>> Begin

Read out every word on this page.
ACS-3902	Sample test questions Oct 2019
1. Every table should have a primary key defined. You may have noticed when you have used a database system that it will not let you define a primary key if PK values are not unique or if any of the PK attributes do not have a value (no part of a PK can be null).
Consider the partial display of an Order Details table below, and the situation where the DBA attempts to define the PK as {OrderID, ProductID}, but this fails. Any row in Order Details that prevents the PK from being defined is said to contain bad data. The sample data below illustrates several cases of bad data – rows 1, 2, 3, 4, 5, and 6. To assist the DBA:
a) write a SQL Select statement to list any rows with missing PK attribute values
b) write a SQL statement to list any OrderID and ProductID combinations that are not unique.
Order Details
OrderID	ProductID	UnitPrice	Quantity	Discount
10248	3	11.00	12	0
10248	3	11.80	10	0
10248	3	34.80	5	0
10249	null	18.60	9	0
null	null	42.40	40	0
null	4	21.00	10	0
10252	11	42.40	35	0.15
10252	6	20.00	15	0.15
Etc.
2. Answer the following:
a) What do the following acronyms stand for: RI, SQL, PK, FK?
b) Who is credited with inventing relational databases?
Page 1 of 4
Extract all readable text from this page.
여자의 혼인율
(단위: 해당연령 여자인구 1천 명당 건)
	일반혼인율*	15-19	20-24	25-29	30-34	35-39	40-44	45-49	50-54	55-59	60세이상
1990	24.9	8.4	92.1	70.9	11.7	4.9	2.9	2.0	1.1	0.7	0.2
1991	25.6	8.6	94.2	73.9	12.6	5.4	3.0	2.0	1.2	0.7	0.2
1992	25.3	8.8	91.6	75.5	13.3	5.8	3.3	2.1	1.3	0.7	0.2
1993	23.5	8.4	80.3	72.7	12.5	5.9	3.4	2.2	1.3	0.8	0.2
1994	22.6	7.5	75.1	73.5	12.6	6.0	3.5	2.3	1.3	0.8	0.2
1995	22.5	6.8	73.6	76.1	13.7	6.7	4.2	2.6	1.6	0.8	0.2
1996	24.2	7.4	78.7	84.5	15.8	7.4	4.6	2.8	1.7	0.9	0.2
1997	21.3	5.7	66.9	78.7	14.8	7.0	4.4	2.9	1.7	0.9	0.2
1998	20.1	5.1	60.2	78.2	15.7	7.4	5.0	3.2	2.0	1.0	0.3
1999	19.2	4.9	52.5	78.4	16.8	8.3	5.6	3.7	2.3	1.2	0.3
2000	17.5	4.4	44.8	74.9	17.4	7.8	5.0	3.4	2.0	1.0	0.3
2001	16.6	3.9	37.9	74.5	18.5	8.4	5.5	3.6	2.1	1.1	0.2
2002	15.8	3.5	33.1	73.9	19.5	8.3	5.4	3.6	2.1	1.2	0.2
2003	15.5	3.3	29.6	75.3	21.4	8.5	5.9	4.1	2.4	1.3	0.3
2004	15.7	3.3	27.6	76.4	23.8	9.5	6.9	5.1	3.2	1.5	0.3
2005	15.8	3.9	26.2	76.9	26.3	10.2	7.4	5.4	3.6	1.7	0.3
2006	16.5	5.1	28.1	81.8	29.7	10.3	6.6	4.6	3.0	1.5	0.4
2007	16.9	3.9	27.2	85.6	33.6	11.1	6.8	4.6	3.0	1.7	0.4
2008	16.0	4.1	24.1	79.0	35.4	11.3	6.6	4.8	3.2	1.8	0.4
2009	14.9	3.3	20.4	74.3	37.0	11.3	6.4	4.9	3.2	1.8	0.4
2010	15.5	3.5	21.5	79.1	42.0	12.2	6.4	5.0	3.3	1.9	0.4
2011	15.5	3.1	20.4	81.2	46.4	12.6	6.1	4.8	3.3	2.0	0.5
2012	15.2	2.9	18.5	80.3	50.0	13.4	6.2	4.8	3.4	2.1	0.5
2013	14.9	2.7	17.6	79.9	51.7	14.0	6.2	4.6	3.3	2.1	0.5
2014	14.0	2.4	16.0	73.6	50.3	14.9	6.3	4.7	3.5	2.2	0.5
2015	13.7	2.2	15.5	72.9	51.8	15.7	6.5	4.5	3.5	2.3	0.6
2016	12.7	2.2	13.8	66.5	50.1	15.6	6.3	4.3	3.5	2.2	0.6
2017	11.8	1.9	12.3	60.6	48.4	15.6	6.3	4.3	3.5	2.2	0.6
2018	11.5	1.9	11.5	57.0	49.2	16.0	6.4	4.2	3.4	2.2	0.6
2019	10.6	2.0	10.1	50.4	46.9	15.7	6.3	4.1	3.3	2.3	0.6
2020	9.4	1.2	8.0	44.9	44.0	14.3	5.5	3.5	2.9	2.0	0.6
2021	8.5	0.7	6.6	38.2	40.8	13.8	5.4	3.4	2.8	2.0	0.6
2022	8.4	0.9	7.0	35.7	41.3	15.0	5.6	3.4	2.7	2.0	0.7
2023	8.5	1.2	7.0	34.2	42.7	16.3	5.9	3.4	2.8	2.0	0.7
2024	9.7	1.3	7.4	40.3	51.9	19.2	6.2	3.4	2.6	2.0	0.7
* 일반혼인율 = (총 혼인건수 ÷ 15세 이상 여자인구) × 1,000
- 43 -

>> End

DO THIS
Please copy out each record, character for character.

WRITTEN RESPONSE
Read out every word on this page.
ACS-3902	Sample test questions Oct 2019
1. Every table should have a primary key defined. You may have noticed when you have used a database system that it will not let you define a primary key if PK values are not unique or if any of the PK attributes do not have a value (no part of a PK can be null).
Consider the partial display of an Order Details table below, and the situation where the DBA attempts to define the PK as {OrderID, ProductID}, but this fails. Any row in Order Details that prevents the PK from being defined is said to contain bad data. The sample data below illustrates several cases of bad data – rows 1, 2, 3, 4, 5, and 6. To assist the DBA:
a) write a SQL Select statement to list any rows with missing PK attribute values
b) write a SQL statement to list any OrderID and ProductID combinations that are not unique.
Order Details
OrderID	ProductID	UnitPrice	Quantity	Discount
10248	3	11.00	12	0
10248	3	11.80	10	0
10248	3	34.80	5	0
10249	null	18.60	9	0
null	null	42.40	40	0
null	4	21.00	10	0
10252	11	42.40	35	0.15
10252	6	20.00	15	0.15
Etc.
2. Answer the following:
a) What do the following acronyms stand for: RI, SQL, PK, FK?
b) Who is credited with inventing relational databases?
Page 1 of 4
Extract all readable text from this page.
여자의 혼인율
(단위: 해당연령 여자인구 1천 명당 건)
	일반혼인율*	15-19	20-24	25-29	30-34	35-39	40-44	45-49	50-54	55-59	60세이상
1990	24.9	8.4	92.1	70.9	11.7	4.9	2.9	2.0	1.1	0.7	0.2
1991	25.6	8.6	94.2	73.9	12.6	5.4	3.0	2.0	1.2	0.7	0.2
1992	25.3	8.8	91.6	75.5	13.3	5.8	3.3	2.1	1.3	0.7	0.2
1993	23.5	8.4	80.3	72.7	12.5	5.9	3.4	2.2	1.3	0.8	0.2
1994	22.6	7.5	75.1	73.5	12.6	6.0	3.5	2.3	1.3	0.8	0.2
1995	22.5	6.8	73.6	76.1	13.7	6.7	4.2	2.6	1.6	0.8	0.2
1996	24.2	7.4	78.7	84.5	15.8	7.4	4.6	2.8	1.7	0.9	0.2
1997	21.3	5.7	66.9	78.7	14.8	7.0	4.4	2.9	1.7	0.9	0.2
1998	20.1	5.1	60.2	78.2	15.7	7.4	5.0	3.2	2.0	1.0	0.3
1999	19.2	4.9	52.5	78.4	16.8	8.3	5.6	3.7	2.3	1.2	0.3
2000	17.5	4.4	44.8	74.9	17.4	7.8	5.0	3.4	2.0	1.0	0.3
2001	16.6	3.9	37.9	74.5	18.5	8.4	5.5	3.6	2.1	1.1	0.2
2002	15.8	3.5	33.1	73.9	19.5	8.3	5.4	3.6	2.1	1.2	0.2
2003	15.5	3.3	29.6	75.3	21.4	8.5	5.9	4.1	2.4	1.3	0.3
2004	15.7	3.3	27.6	76.4	23.8	9.5	6.9	5.1	3.2	1.5	0.3
2005	15.8	3.9	26.2	76.9	26.3	10.2	7.4	5.4	3.6	1.7	0.3
2006	16.5	5.1	28.1	81.8	29.7	10.3	6.6	4.6	3.0	1.5	0.4
2007	16.9	3.9	27.2	85.6	33.6	11.1	6.8	4.6	3.0	1.7	0.4
2008	16.0	4.1	24.1	79.0	35.4	11.3	6.6	4.8	3.2	1.8	0.4
2009	14.9	3.3	20.4	74.3	37.0	11.3	6.4	4.9	3.2	1.8	0.4
2010	15.5	3.5	21.5	79.1	42.0	12.2	6.4	5.0	3.3	1.9	0.4
2011	15.5	3.1	20.4	81.2	46.4	12.6	6.1	4.8	3.3	2.0	0.5
2012	15.2	2.9	18.5	80.3	50.0	13.4	6.2	4.8	3.4	2.1	0.5
2013	14.9	2.7	17.6	79.9	51.7	14.0	6.2	4.6	3.3	2.1	0.5
2014	14.0	2.4	16.0	73.6	50.3	14.9	6.3	4.7	3.5	2.2	0.5
2015	13.7	2.2	15.5	72.9	51.8	15.7	6.5	4.5	3.5	2.3	0.6
2016	12.7	2.2	13.8	66.5	50.1	15.6	6.3	4.3	3.5	2.2	0.6
2017	11.8	1.9	12.3	60.6	48.4	15.6	6.3	4.3	3.5	2.2	0.6
2018	11.5	1.9	11.5	57.0	49.2	16.0	6.4	4.2	3.4	2.2	0.6
2019	10.6	2.0	10.1	50.4	46.9	15.7	6.3	4.1	3.3	2.3	0.6
2020	9.4	1.2	8.0	44.9	44.0	14.3	5.5	3.5	2.9	2.0	0.6
2021	8.5	0.7	6.6	38.2	40.8	13.8	5.4	3.4	2.8	2.0	0.6
2022	8.4	0.9	7.0	35.7	41.3	15.0	5.6	3.4	2.7	2.0	0.7
2023	8.5	1.2	7.0	34.2	42.7	16.3	5.9	3.4	2.8	2.0	0.7
2024	9.7	1.3	7.4	40.3	51.9	19.2	6.2	3.4	2.6	2.0	0.7
* 일반혼인율 = (총 혼인건수 ÷ 15세 이상 여자인구) × 1,000
- 43 -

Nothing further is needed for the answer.